Short task »
Restate the data word for word and leave the images out.

Data provided »
------

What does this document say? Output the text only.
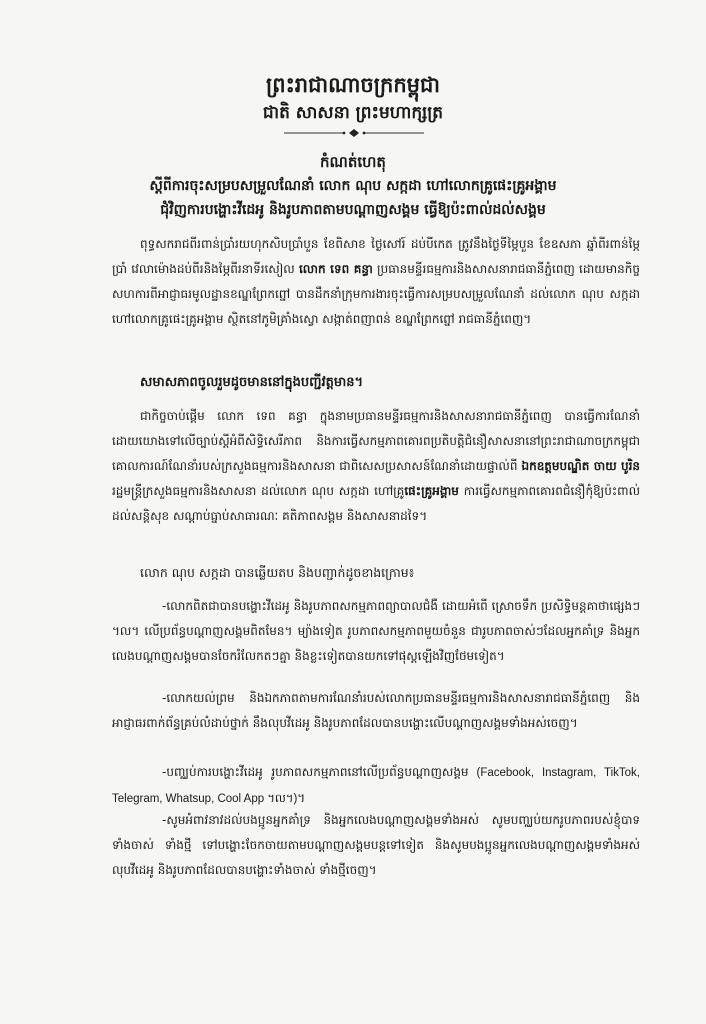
ព្រះរាជាណាចក្រកម្ពុជា
ជាតិ សាសនា ព្រះមហាក្សត្រ
កំណត់ហេតុ
ស្តីពីការចុះសម្របសម្រួលណែនាំ លោក ណុប សក្កដា ហៅលោកគ្រូផេះគ្រូអង្គាម
ជុំវិញការបង្ហោះវីដេអូ និងរូបភាពតាមបណ្តាញសង្គម ធ្វើឱ្យប៉ះពាល់ដល់សង្គម
ពុទ្ធសករាជពីរពាន់ប្រាំរយហុកសិបប្រាំបួន ខែពិសាខ ថ្ងៃសៅរ៍ ដប់បីកេត ត្រូវនឹងថ្ងៃទីម្ភៃបួន ខែឧសភា ឆ្នាំពីរពាន់ម្ភៃប្រាំ វេលាម៉ោងដប់ពីរនិងម្ភៃពីរនាទីរសៀល លោក ទេព គន្ធា ប្រធានមន្ទីរធម្មការនិងសាសនារាជធានីភ្នំពេញ ដោយមានកិច្ចសហការពីអាជ្ញាធរមូលដ្ឋានខណ្ឌព្រែកព្នៅ បានដឹកនាំក្រុមការងារចុះធ្វើការសម្របសម្រួលណែនាំ ដល់លោក ណុប សក្កដា ហៅលោកគ្រូផេះគ្រូអង្គាម ស្ថិតនៅភូមិគ្រាំងស្វោ សង្កាត់ពញាពន់ ខណ្ឌព្រែកព្នៅ រាជធានីភ្នំពេញ។
សមាសភាពចូលរួមដូចមាននៅក្នុងបញ្ជីវត្តមាន។
ជាកិច្ចចាប់ផ្តើម លោក ទេព គន្ធា ក្នុងនាមប្រធានមន្ទីរធម្មការនិងសាសនារាជធានីភ្នំពេញ បានធ្វើការណែនាំ ដោយយោងទៅលើច្បាប់ស្តីអំពីសិទ្ធិសេរីភាព និងការធ្វើសកម្មភាពគោរពប្រតិបត្តិជំនឿសាសនានៅព្រះរាជាណាចក្រកម្ពុជា គោលការណ៍ណែនាំរបស់ក្រសួងធម្មការនិងសាសនា ជាពិសេសប្រសាសន៍ណែនាំដោយផ្ទាល់ពី ឯកឧត្តមបណ្ឌិត ចាយ បូរិន រដ្ឋមន្ត្រីក្រសួងធម្មការនិងសាសនា ដល់លោក ណុប សក្កដា ហៅគ្រូផេះគ្រូអង្គាម ការធ្វើសកម្មភាពគោរពជំនឿកុំឱ្យប៉ះពាល់ដល់សន្តិសុខ សណ្តាប់ធ្នាប់សាធារណៈ គតិភាពសង្គម និងសាសនាដទៃ។
លោក ណុប សក្កដា បានឆ្លើយតប និងបញ្ជាក់ដូចខាងក្រោម៖
-លោកពិតជាបានបង្ហោះវីដេអូ និងរូបភាពសកម្មភាពព្យាបាលជំងឺ ដោយអំពើ ស្រោចទឹក ប្រសិទ្ធិមន្តគាថាផ្សេងៗ ។ល។ លើប្រព័ន្ធបណ្តាញសង្គមពិតមែន។ ម្យ៉ាងទៀត រូបភាពសកម្មភាពមួយចំនួន ជារូបភាពចាស់ៗដែលអ្នកគាំទ្រ និងអ្នកលេងបណ្តាញសង្គមបានចែករំលែកតៗគ្នា និងខ្លះទៀតបានយកទៅផុស្តឡើងវិញថែមទៀត។
-លោកយល់ព្រម និងឯកភាពតាមការណែនាំរបស់លោកប្រធានមន្ទីរធម្មការនិងសាសនារាជធានីភ្នំពេញ និងអាជ្ញាធរពាក់ព័ន្ធគ្រប់លំដាប់ថ្នាក់ នឹងលុបវីដេអូ និងរូបភាពដែលបានបង្ហោះលើបណ្តាញសង្គមទាំងអស់ចេញ។
-បញ្ឈប់ការបង្ហោះវីដេអូ រូបភាពសកម្មភាពនៅលើប្រព័ន្ធបណ្តាញសង្គម (Facebook, Instagram, TikTok, Telegram, Whatsup, Cool App ។ល។)។
-សូមអំពាវនាវដល់បងប្អូនអ្នកគាំទ្រ និងអ្នកលេងបណ្តាញសង្គមទាំងអស់ សូមបញ្ឈប់យករូបភាពរបស់ខ្ញុំបាទ ទាំងចាស់ ទាំងថ្មី ទៅបង្ហោះចែកចាយតាមបណ្តាញសង្គមបន្តទៅទៀត និងសូមបងប្អូនអ្នកលេងបណ្តាញសង្គមទាំងអស់ លុបវីដេអូ និងរូបភាពដែលបានបង្ហោះទាំងចាស់ ទាំងថ្មីចេញ។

------

Exercise response »
What does this document say? Output the text only.
ព្រះរាជាណាចក្រកម្ពុជា
ជាតិ សាសនា ព្រះមហាក្សត្រ
កំណត់ហេតុ
ស្តីពីការចុះសម្របសម្រួលណែនាំ លោក ណុប សក្កដា ហៅលោកគ្រូផេះគ្រូអង្គាម
ជុំវិញការបង្ហោះវីដេអូ និងរូបភាពតាមបណ្តាញសង្គម ធ្វើឱ្យប៉ះពាល់ដល់សង្គម
ពុទ្ធសករាជពីរពាន់ប្រាំរយហុកសិបប្រាំបួន ខែពិសាខ ថ្ងៃសៅរ៍ ដប់បីកេត ត្រូវនឹងថ្ងៃទីម្ភៃបួន ខែឧសភា ឆ្នាំពីរពាន់ម្ភៃប្រាំ វេលាម៉ោងដប់ពីរនិងម្ភៃពីរនាទីរសៀល លោក ទេព គន្ធា ប្រធានមន្ទីរធម្មការនិងសាសនារាជធានីភ្នំពេញ ដោយមានកិច្ចសហការពីអាជ្ញាធរមូលដ្ឋានខណ្ឌព្រែកព្នៅ បានដឹកនាំក្រុមការងារចុះធ្វើការសម្របសម្រួលណែនាំ ដល់លោក ណុប សក្កដា ហៅលោកគ្រូផេះគ្រូអង្គាម ស្ថិតនៅភូមិគ្រាំងស្វោ សង្កាត់ពញាពន់ ខណ្ឌព្រែកព្នៅ រាជធានីភ្នំពេញ។
សមាសភាពចូលរួមដូចមាននៅក្នុងបញ្ជីវត្តមាន។
ជាកិច្ចចាប់ផ្តើម លោក ទេព គន្ធា ក្នុងនាមប្រធានមន្ទីរធម្មការនិងសាសនារាជធានីភ្នំពេញ បានធ្វើការណែនាំ ដោយយោងទៅលើច្បាប់ស្តីអំពីសិទ្ធិសេរីភាព និងការធ្វើសកម្មភាពគោរពប្រតិបត្តិជំនឿសាសនានៅព្រះរាជាណាចក្រកម្ពុជា គោលការណ៍ណែនាំរបស់ក្រសួងធម្មការនិងសាសនា ជាពិសេសប្រសាសន៍ណែនាំដោយផ្ទាល់ពី ឯកឧត្តមបណ្ឌិត ចាយ បូរិន រដ្ឋមន្ត្រីក្រសួងធម្មការនិងសាសនា ដល់លោក ណុប សក្កដា ហៅគ្រូផេះគ្រូអង្គាម ការធ្វើសកម្មភាពគោរពជំនឿកុំឱ្យប៉ះពាល់ដល់សន្តិសុខ សណ្តាប់ធ្នាប់សាធារណៈ គតិភាពសង្គម និងសាសនាដទៃ។
លោក ណុប សក្កដា បានឆ្លើយតប និងបញ្ជាក់ដូចខាងក្រោម៖
-លោកពិតជាបានបង្ហោះវីដេអូ និងរូបភាពសកម្មភាពព្យាបាលជំងឺ ដោយអំពើ ស្រោចទឹក ប្រសិទ្ធិមន្តគាថាផ្សេងៗ ។ល។ លើប្រព័ន្ធបណ្តាញសង្គមពិតមែន។ ម្យ៉ាងទៀត រូបភាពសកម្មភាពមួយចំនួន ជារូបភាពចាស់ៗដែលអ្នកគាំទ្រ និងអ្នកលេងបណ្តាញសង្គមបានចែករំលែកតៗគ្នា និងខ្លះទៀតបានយកទៅផុស្តឡើងវិញថែមទៀត។
-លោកយល់ព្រម និងឯកភាពតាមការណែនាំរបស់លោកប្រធានមន្ទីរធម្មការនិងសាសនារាជធានីភ្នំពេញ និងអាជ្ញាធរពាក់ព័ន្ធគ្រប់លំដាប់ថ្នាក់ នឹងលុបវីដេអូ និងរូបភាពដែលបានបង្ហោះលើបណ្តាញសង្គមទាំងអស់ចេញ។
-បញ្ឈប់ការបង្ហោះវីដេអូ រូបភាពសកម្មភាពនៅលើប្រព័ន្ធបណ្តាញសង្គម (Facebook, Instagram, TikTok, Telegram, Whatsup, Cool App ។ល។)។
-សូមអំពាវនាវដល់បងប្អូនអ្នកគាំទ្រ និងអ្នកលេងបណ្តាញសង្គមទាំងអស់ សូមបញ្ឈប់យករូបភាពរបស់ខ្ញុំបាទ ទាំងចាស់ ទាំងថ្មី ទៅបង្ហោះចែកចាយតាមបណ្តាញសង្គមបន្តទៅទៀត និងសូមបងប្អូនអ្នកលេងបណ្តាញសង្គមទាំងអស់ លុបវីដេអូ និងរូបភាពដែលបានបង្ហោះទាំងចាស់ ទាំងថ្មីចេញ។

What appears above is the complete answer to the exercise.